Start of RECORD SET

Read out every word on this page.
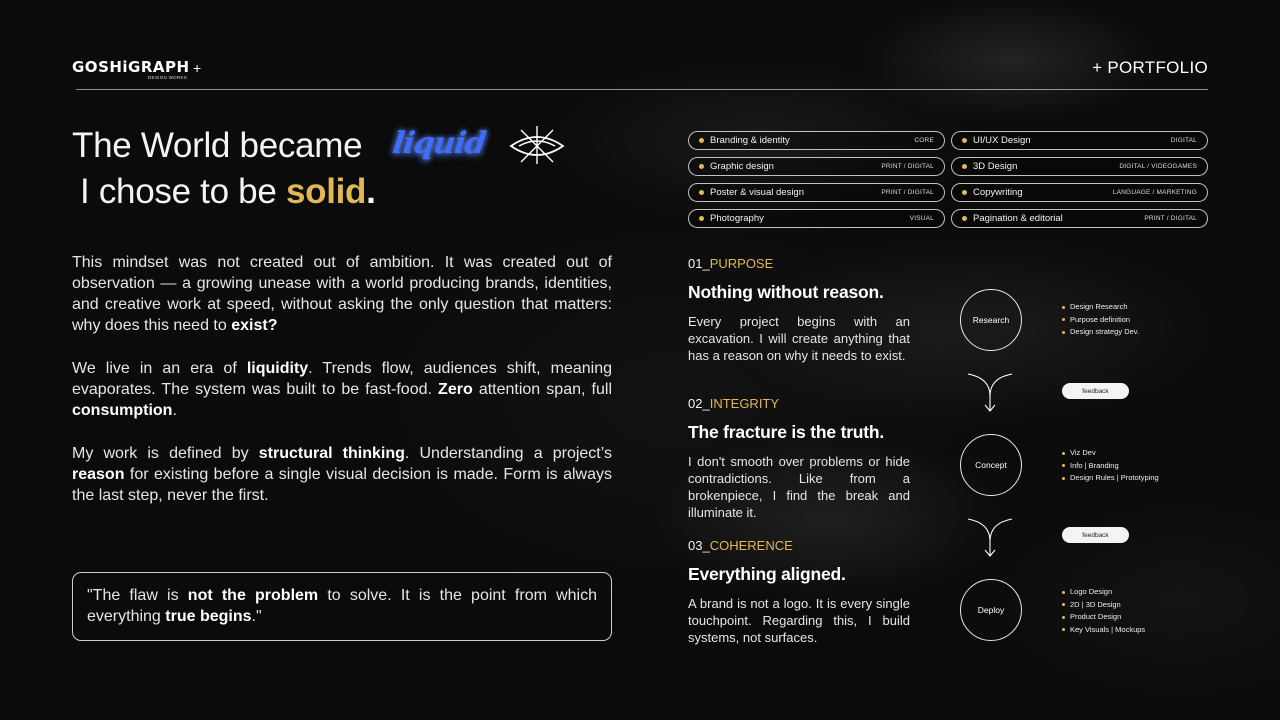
GOSHiGRAPH
DESIGN WORKS
+	+ PORTFOLIO
The World became liquid
I chose to be solid.

This mindset was not created out of ambition. It was created out of observation — a growing unease with a world producing brands, identities, and creative work at speed, without asking the only question that matters: why does this need to exist?

We live in an era of liquidity. Trends flow, audiences shift, meaning evaporates. The system was built to be fast-food. Zero attention span, full consumption.

My work is defined by structural thinking. Understanding a project’s reason for existing before a single visual decision is made. Form is always the last step, never the first.

"The flaw is not the problem to solve. It is the point from which everything true begins."
Branding & identity	CORE	UI/UX Design	DIGITAL
Graphic design	PRINT / DIGITAL	3D Design	DIGITAL / VIDEOGAMES
Poster & visual design	PRINT / DIGITAL	Copywriting	LANGUAGE / MARKETING
Photography	VISUAL	Pagination & editorial	PRINT / DIGITAL
01_PURPOSE
Nothing without reason.
Every project begins with an excavation. I will create anything that has a reason on why it needs to exist.
02_INTEGRITY
The fracture is the truth.
I don't smooth over problems or hide contradictions. Like from a brokenpiece, I find the break and illuminate it.
03_COHERENCE
Everything aligned.
A brand is not a logo. It is every single touchpoint. Regarding this, I build systems, not surfaces.
Research
Concept
Deploy
feedback
feedback
Design Research
Purpose definition
Design strategy Dev.
Viz Dev
Info | Branding
Design Rules | Prototyping
Logo Design
2D | 3D Design
Product Design
Key Visuals | Mockups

End of RECORD SET

■ EXERCISE REQUIREMENTS: Take the listing above and print it exactly, apart from the pictures.

■ EXERCISE RESULT:
Read out every word on this page.
GOSHiGRAPH
DESIGN WORKS
+	+ PORTFOLIO
The World became liquid
I chose to be solid.

This mindset was not created out of ambition. It was created out of observation — a growing unease with a world producing brands, identities, and creative work at speed, without asking the only question that matters: why does this need to exist?

We live in an era of liquidity. Trends flow, audiences shift, meaning evaporates. The system was built to be fast-food. Zero attention span, full consumption.

My work is defined by structural thinking. Understanding a project’s reason for existing before a single visual decision is made. Form is always the last step, never the first.

"The flaw is not the problem to solve. It is the point from which everything true begins."
Branding & identity	CORE	UI/UX Design	DIGITAL
Graphic design	PRINT / DIGITAL	3D Design	DIGITAL / VIDEOGAMES
Poster & visual design	PRINT / DIGITAL	Copywriting	LANGUAGE / MARKETING
Photography	VISUAL	Pagination & editorial	PRINT / DIGITAL
01_PURPOSE
Nothing without reason.
Every project begins with an excavation. I will create anything that has a reason on why it needs to exist.
02_INTEGRITY
The fracture is the truth.
I don't smooth over problems or hide contradictions. Like from a brokenpiece, I find the break and illuminate it.
03_COHERENCE
Everything aligned.
A brand is not a logo. It is every single touchpoint. Regarding this, I build systems, not surfaces.
Research
Concept
Deploy
feedback
feedback
Design Research
Purpose definition
Design strategy Dev.
Viz Dev
Info | Branding
Design Rules | Prototyping
Logo Design
2D | 3D Design
Product Design
Key Visuals | Mockups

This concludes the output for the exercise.